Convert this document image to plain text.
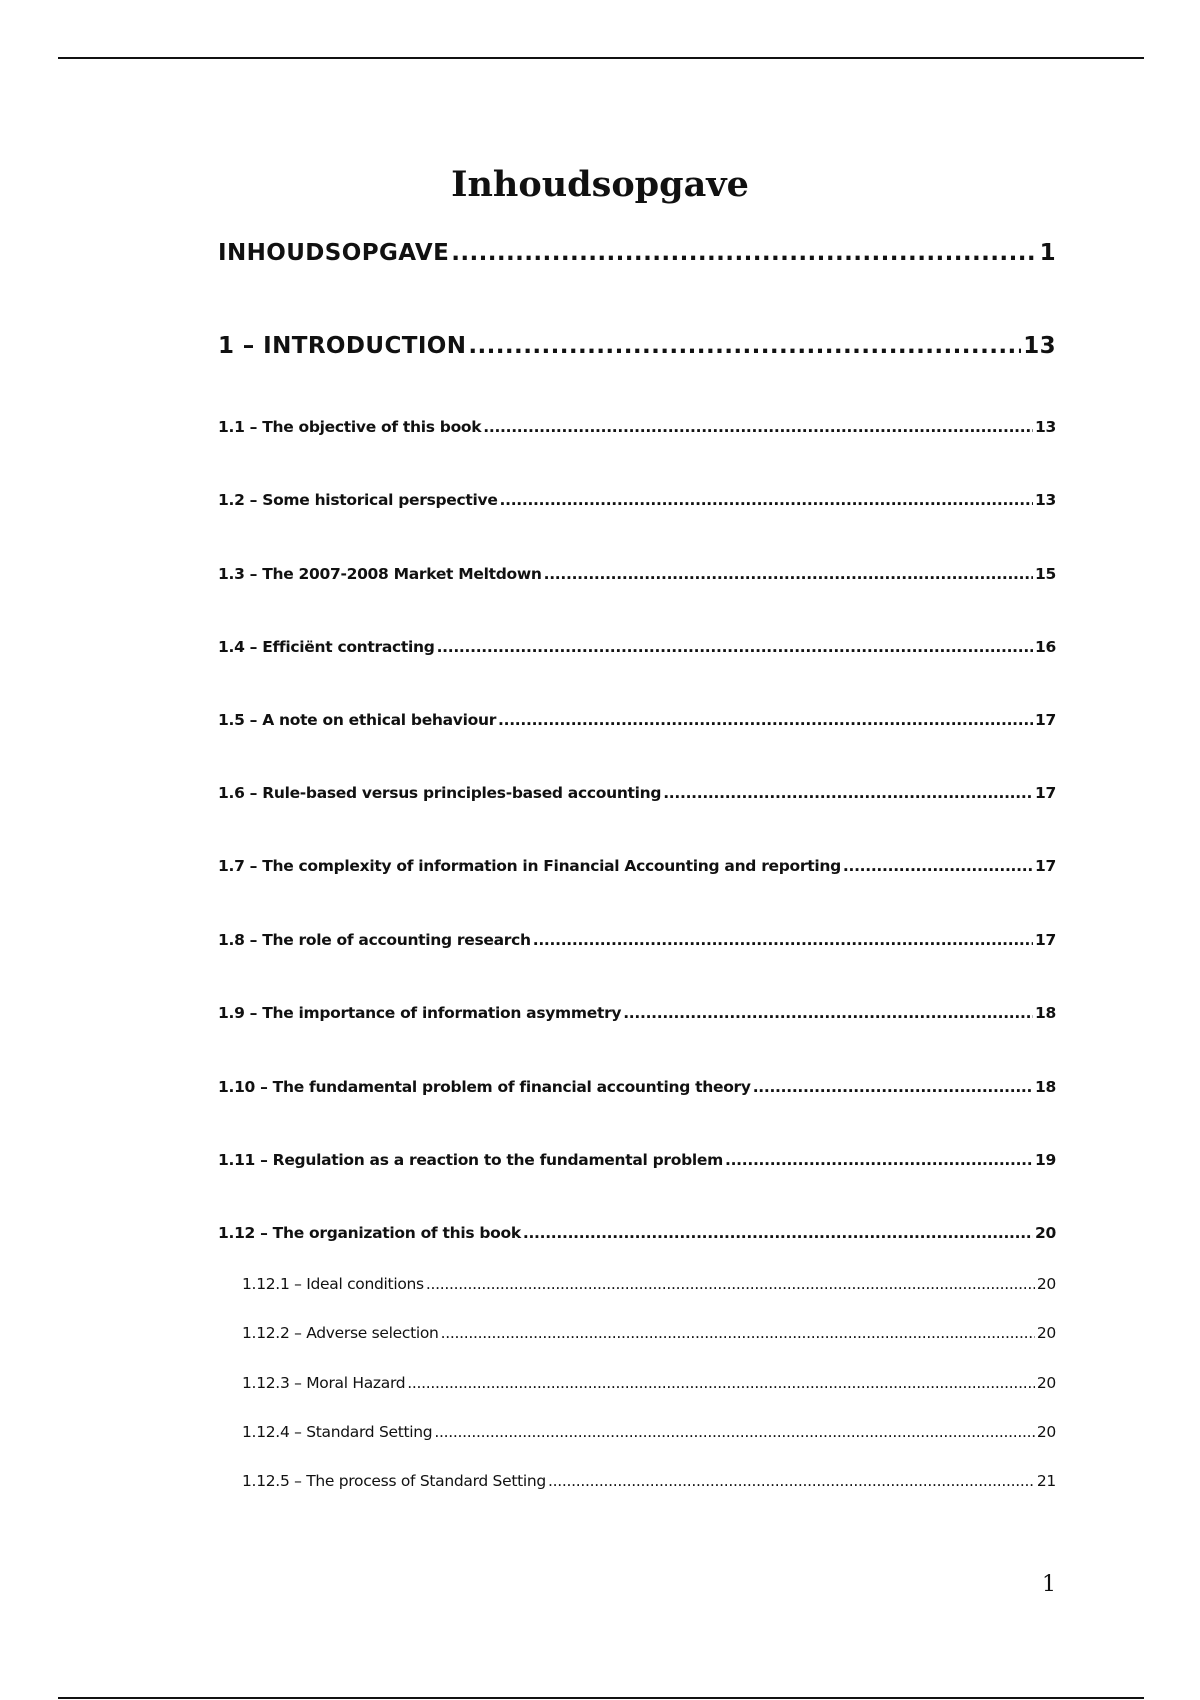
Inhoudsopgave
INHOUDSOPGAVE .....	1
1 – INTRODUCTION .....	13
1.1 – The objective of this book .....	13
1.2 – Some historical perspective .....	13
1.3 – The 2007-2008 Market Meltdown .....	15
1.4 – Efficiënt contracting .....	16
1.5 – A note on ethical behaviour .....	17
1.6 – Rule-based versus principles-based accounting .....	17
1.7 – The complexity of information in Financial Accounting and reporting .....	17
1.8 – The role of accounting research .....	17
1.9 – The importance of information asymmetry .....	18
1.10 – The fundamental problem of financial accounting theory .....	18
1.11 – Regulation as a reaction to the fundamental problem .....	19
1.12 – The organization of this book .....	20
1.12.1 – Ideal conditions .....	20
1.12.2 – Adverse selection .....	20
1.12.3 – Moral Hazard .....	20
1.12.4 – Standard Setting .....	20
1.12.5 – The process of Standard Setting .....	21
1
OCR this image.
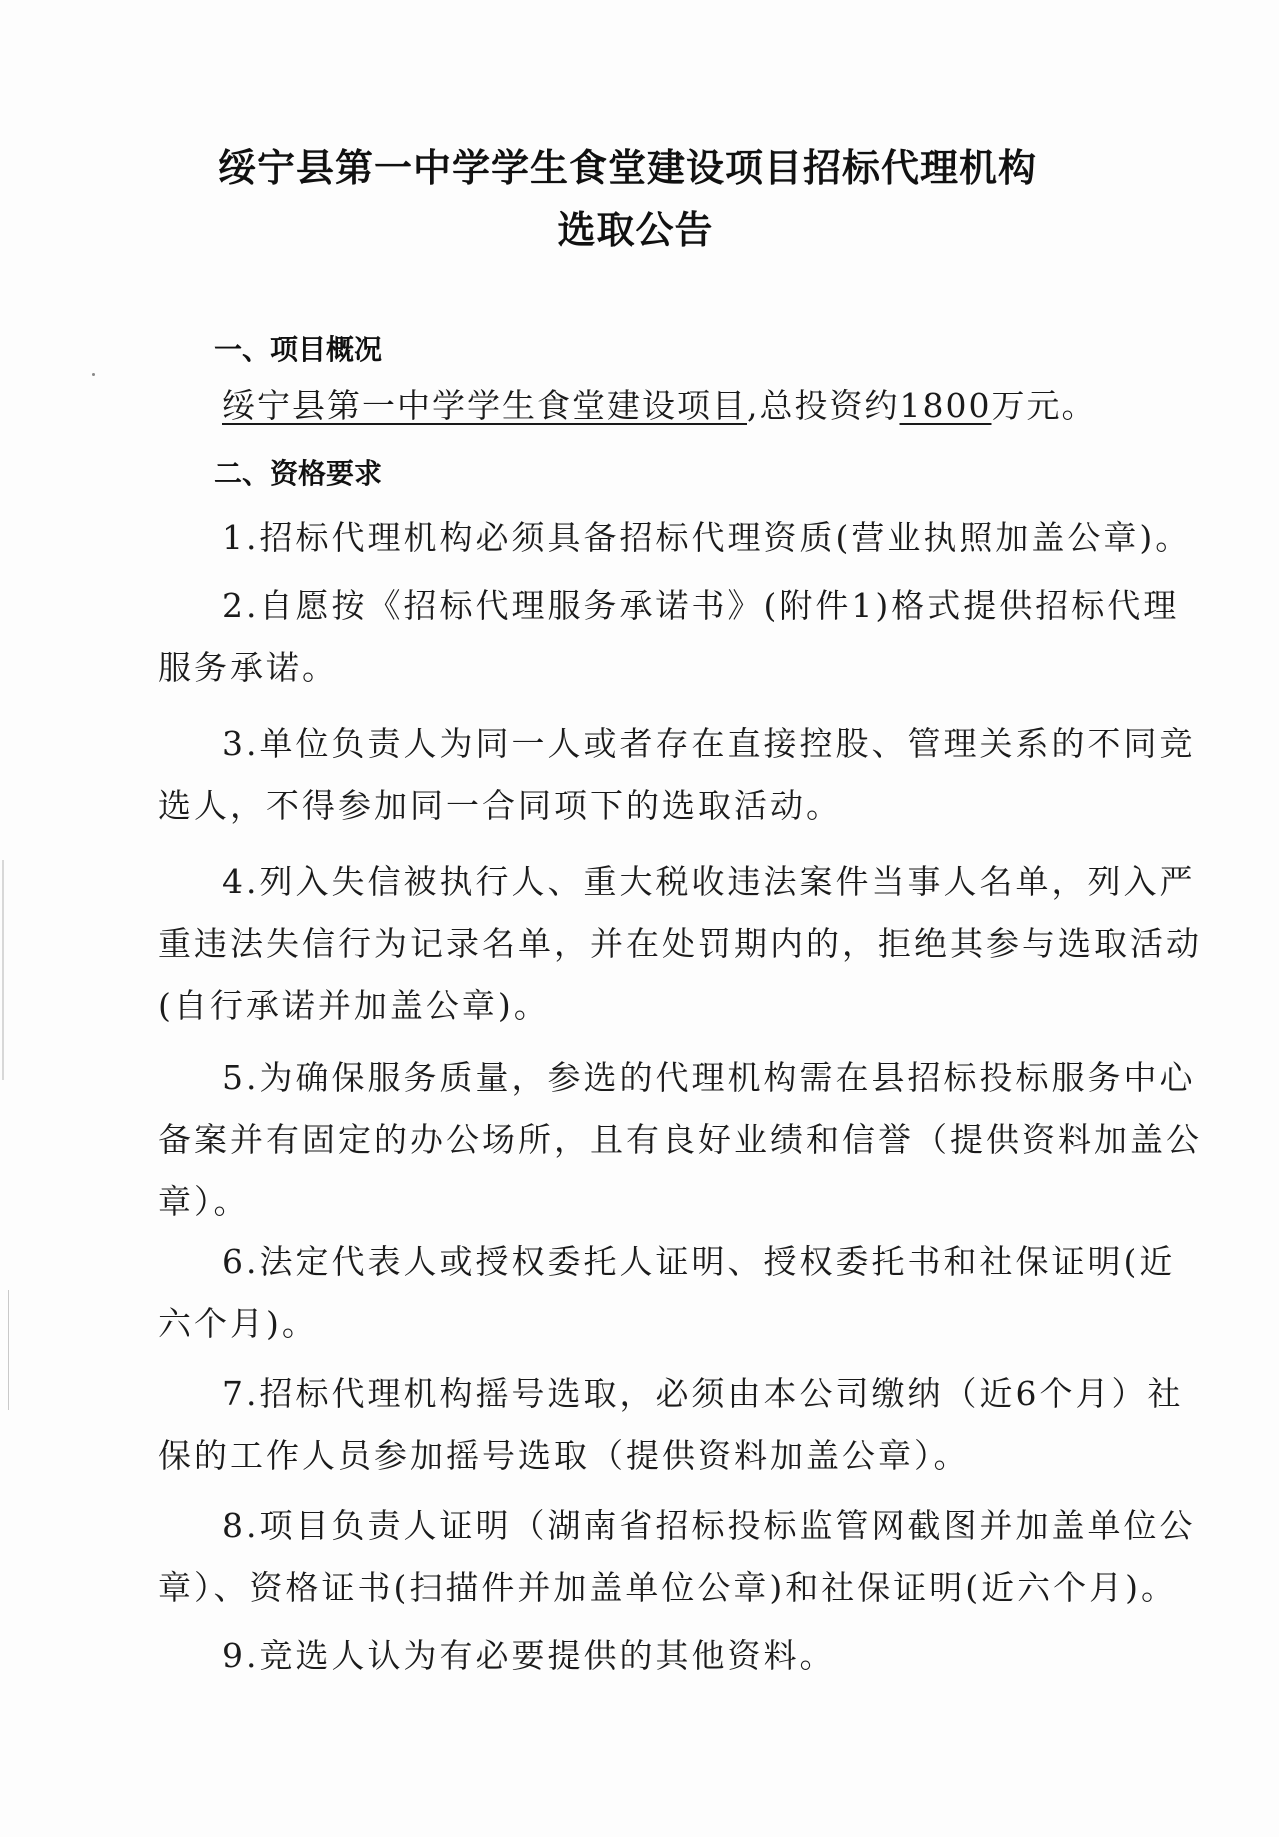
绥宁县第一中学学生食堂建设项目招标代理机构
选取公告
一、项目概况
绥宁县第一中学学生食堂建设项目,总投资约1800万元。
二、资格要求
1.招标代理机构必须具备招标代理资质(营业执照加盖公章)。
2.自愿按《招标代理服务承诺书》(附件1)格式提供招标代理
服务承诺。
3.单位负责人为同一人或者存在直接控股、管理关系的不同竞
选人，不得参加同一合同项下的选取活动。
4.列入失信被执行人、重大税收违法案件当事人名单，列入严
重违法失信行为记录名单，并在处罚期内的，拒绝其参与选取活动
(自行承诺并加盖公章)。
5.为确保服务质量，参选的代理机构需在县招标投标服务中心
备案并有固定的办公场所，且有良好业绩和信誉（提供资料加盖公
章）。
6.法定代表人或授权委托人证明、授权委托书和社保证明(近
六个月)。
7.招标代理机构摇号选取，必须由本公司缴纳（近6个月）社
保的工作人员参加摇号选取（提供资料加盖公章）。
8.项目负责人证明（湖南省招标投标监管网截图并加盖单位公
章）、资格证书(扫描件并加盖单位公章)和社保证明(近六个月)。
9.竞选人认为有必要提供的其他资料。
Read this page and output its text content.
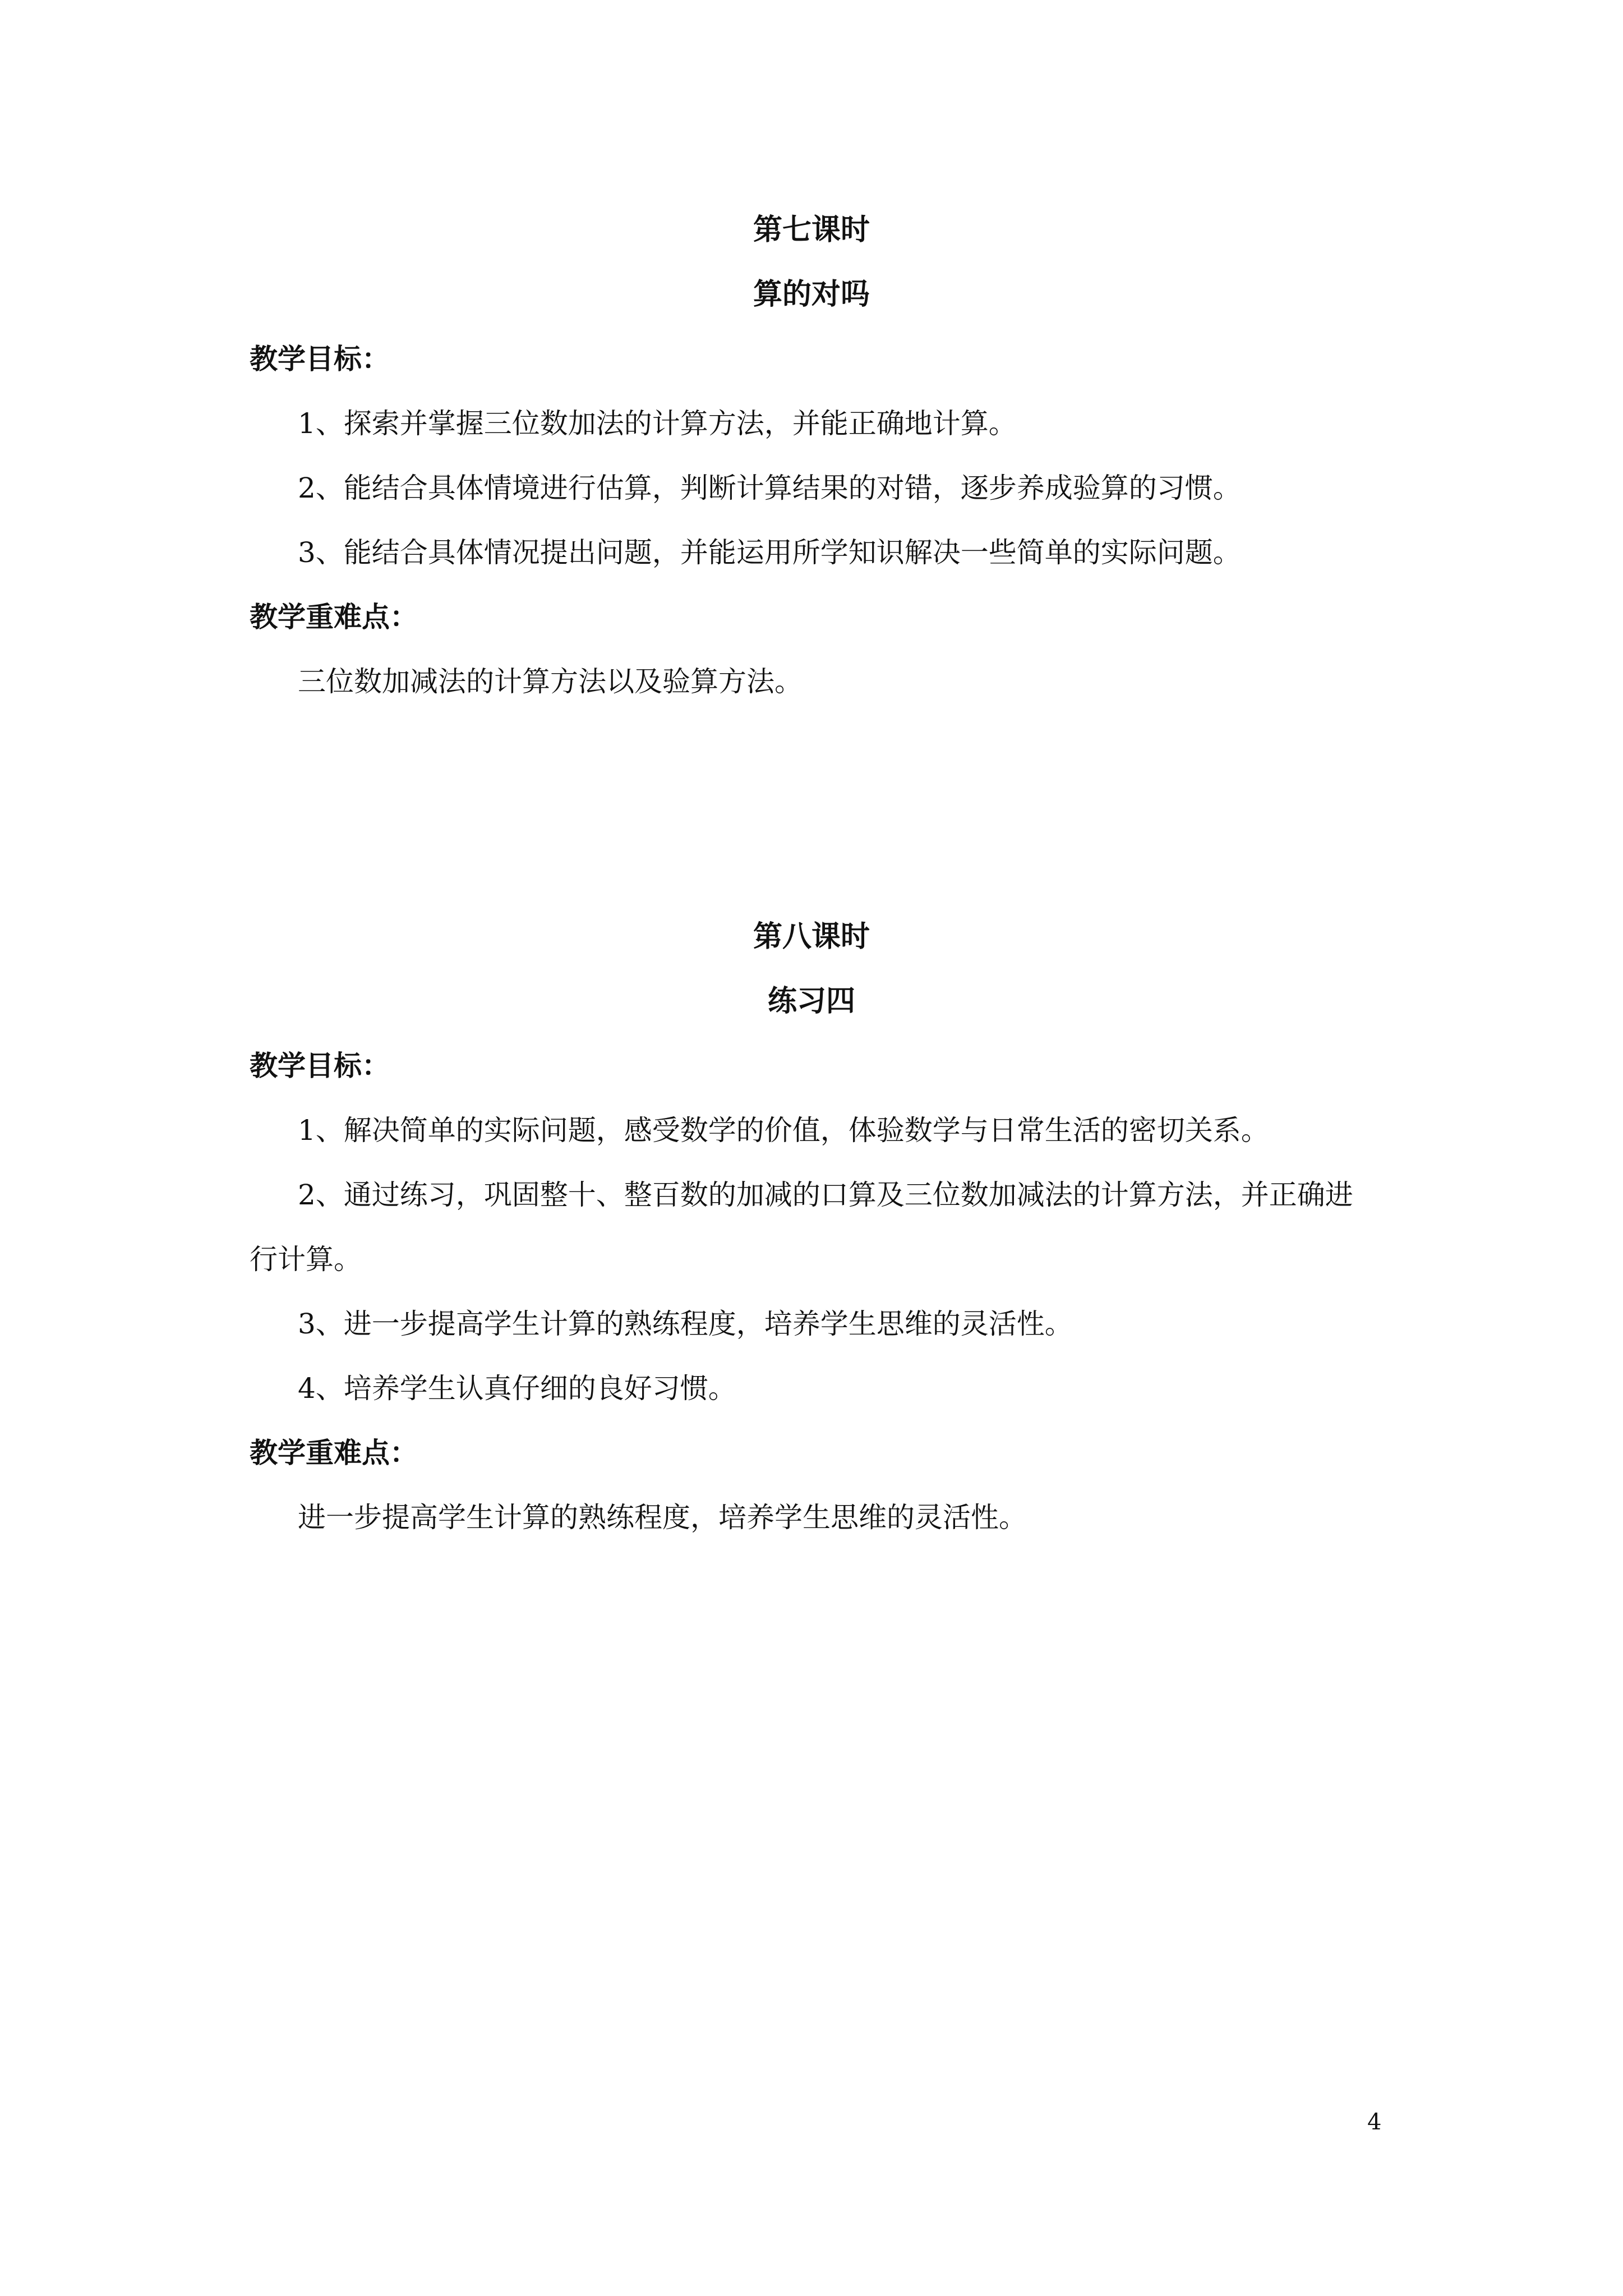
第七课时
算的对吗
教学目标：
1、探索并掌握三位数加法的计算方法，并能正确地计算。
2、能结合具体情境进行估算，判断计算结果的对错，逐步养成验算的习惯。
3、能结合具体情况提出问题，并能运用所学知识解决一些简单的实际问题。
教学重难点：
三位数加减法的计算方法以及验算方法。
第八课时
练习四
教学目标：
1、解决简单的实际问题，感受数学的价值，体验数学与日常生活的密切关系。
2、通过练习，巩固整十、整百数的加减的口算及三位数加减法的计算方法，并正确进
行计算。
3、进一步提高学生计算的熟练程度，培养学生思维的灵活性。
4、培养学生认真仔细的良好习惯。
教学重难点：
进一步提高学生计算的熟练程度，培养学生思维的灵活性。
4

**Exercise task**
Each line that has the word "problem" should be copied.

**Output of the task**
1.10 – The fundamental problem of financial accounting theory .....	18
1.11 – Regulation as a reaction to the fundamental problem .....	19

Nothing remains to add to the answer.